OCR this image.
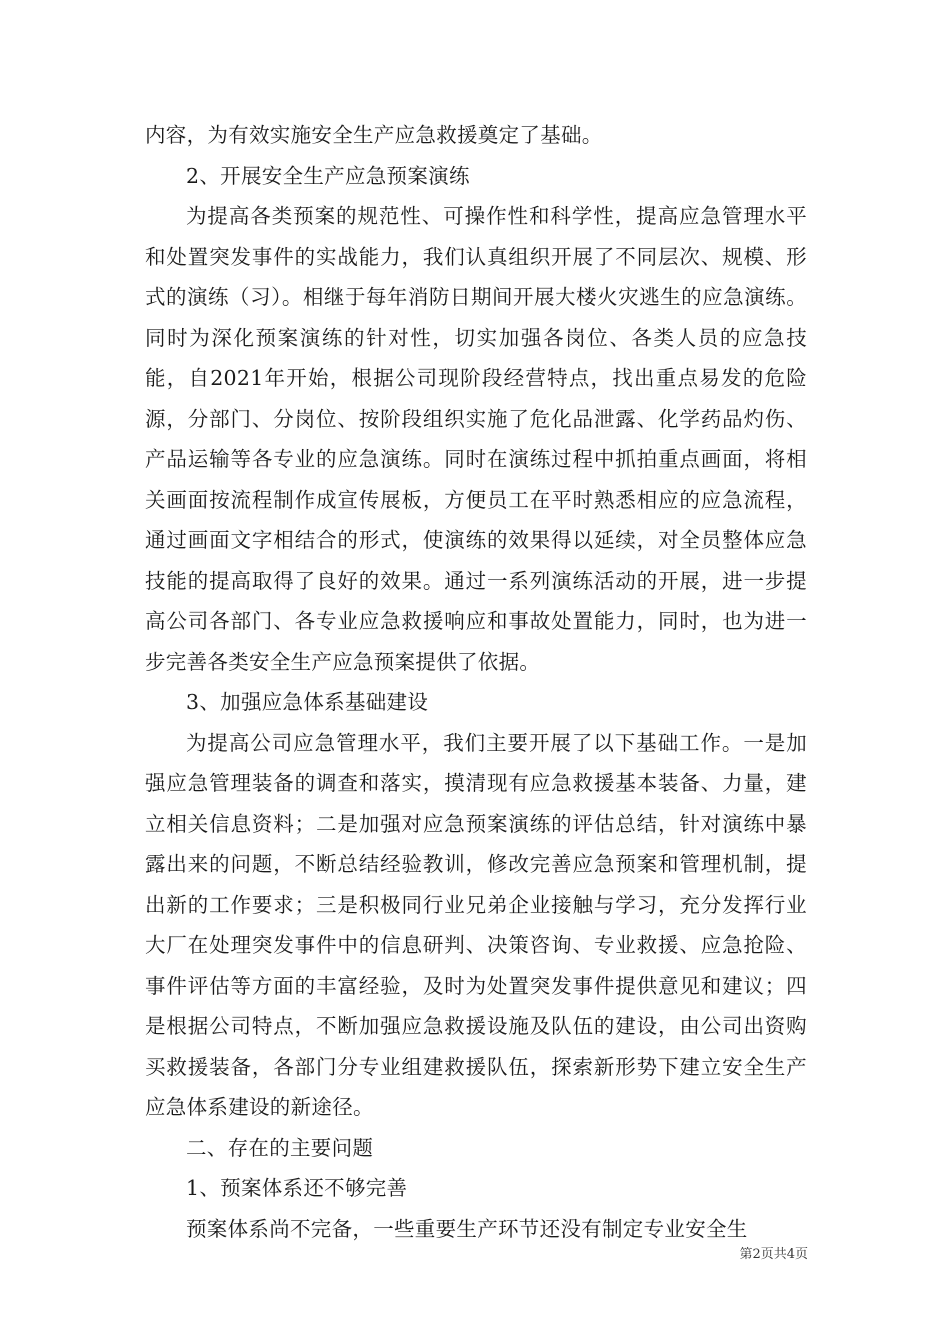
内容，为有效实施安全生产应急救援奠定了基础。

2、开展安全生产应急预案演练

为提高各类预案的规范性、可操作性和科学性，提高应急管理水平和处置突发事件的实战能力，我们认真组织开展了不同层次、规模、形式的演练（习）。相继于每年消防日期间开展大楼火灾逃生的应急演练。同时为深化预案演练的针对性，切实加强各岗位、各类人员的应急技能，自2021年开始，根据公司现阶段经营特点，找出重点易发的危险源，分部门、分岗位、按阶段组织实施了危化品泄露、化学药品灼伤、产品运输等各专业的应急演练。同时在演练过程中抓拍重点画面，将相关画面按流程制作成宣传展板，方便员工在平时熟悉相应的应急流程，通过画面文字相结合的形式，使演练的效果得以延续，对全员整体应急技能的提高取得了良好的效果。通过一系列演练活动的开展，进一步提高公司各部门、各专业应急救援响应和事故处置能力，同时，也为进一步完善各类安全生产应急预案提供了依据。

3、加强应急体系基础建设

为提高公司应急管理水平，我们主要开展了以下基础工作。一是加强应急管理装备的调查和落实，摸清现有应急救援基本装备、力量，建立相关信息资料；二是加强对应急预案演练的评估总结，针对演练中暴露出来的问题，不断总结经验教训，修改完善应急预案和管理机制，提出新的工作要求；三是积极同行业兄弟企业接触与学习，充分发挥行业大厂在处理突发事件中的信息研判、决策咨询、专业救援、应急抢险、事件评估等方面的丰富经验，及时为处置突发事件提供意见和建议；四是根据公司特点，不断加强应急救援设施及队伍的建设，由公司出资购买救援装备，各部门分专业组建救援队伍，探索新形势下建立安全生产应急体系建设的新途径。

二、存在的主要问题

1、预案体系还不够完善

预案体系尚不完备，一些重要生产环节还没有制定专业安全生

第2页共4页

...

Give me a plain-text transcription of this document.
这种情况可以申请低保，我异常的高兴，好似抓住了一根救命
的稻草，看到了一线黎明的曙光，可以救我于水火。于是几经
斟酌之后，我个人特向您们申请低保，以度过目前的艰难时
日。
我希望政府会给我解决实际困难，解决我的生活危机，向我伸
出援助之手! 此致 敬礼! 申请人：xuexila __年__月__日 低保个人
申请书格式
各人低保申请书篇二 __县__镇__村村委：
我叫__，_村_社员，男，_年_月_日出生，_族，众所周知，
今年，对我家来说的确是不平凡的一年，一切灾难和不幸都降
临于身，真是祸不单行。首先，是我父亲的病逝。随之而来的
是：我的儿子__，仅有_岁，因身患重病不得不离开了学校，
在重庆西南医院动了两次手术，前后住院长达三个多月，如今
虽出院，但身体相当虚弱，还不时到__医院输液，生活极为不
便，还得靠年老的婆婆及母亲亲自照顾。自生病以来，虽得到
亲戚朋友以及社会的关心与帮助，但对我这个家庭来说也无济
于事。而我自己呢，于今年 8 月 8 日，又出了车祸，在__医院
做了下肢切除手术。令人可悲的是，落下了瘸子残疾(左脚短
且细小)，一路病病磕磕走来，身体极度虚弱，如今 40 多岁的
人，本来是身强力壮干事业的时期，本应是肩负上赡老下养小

* * *

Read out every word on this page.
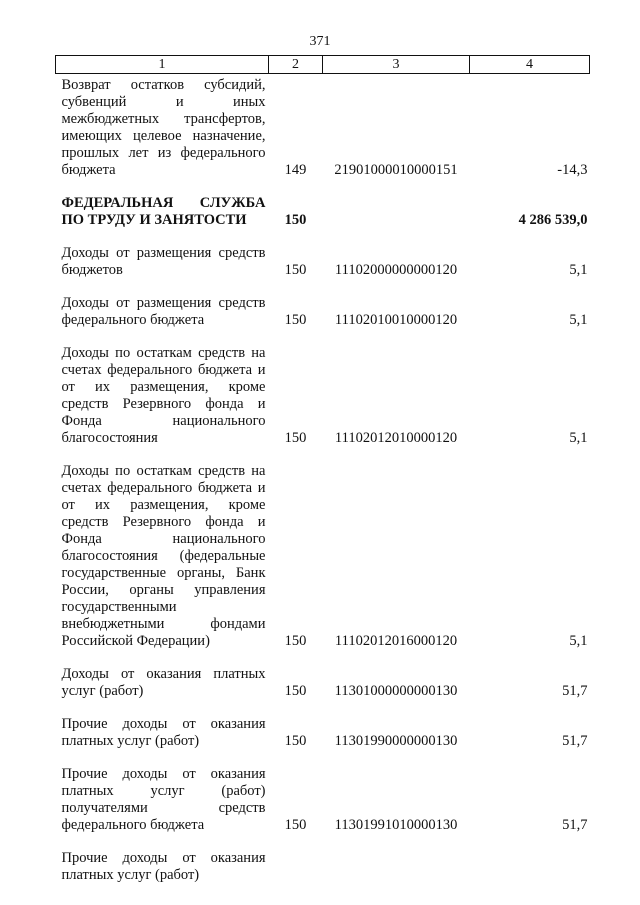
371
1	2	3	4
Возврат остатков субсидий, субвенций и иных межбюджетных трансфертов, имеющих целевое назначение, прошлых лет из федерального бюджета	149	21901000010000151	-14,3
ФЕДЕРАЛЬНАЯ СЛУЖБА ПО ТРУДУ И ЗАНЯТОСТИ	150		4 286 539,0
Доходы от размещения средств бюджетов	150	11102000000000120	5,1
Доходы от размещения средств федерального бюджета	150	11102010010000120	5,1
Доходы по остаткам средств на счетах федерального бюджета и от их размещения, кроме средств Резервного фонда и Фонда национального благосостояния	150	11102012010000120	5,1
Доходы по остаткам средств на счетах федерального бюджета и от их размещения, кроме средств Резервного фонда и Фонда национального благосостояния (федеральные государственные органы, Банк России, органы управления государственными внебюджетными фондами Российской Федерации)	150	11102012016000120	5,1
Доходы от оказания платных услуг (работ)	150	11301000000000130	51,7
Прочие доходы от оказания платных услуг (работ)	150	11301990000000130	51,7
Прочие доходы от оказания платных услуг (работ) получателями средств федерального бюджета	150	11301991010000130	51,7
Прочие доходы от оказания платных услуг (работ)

• [PROBLEM DETAILS]:
Copy every line of the entries above in which "Резервного" occurs.

• [SOLUTION TO THIS PROBLEM]:
Доходы по остаткам средств на счетах федерального бюджета и от их размещения, кроме средств Резервного фонда и Фонда национального благосостояния	150	11102012010000120	5,1
Доходы по остаткам средств на счетах федерального бюджета и от их размещения, кроме средств Резервного фонда и Фонда национального благосостояния (федеральные государственные органы, Банк России, органы управления государственными внебюджетными фондами Российской Федерации)	150	11102012016000120	5,1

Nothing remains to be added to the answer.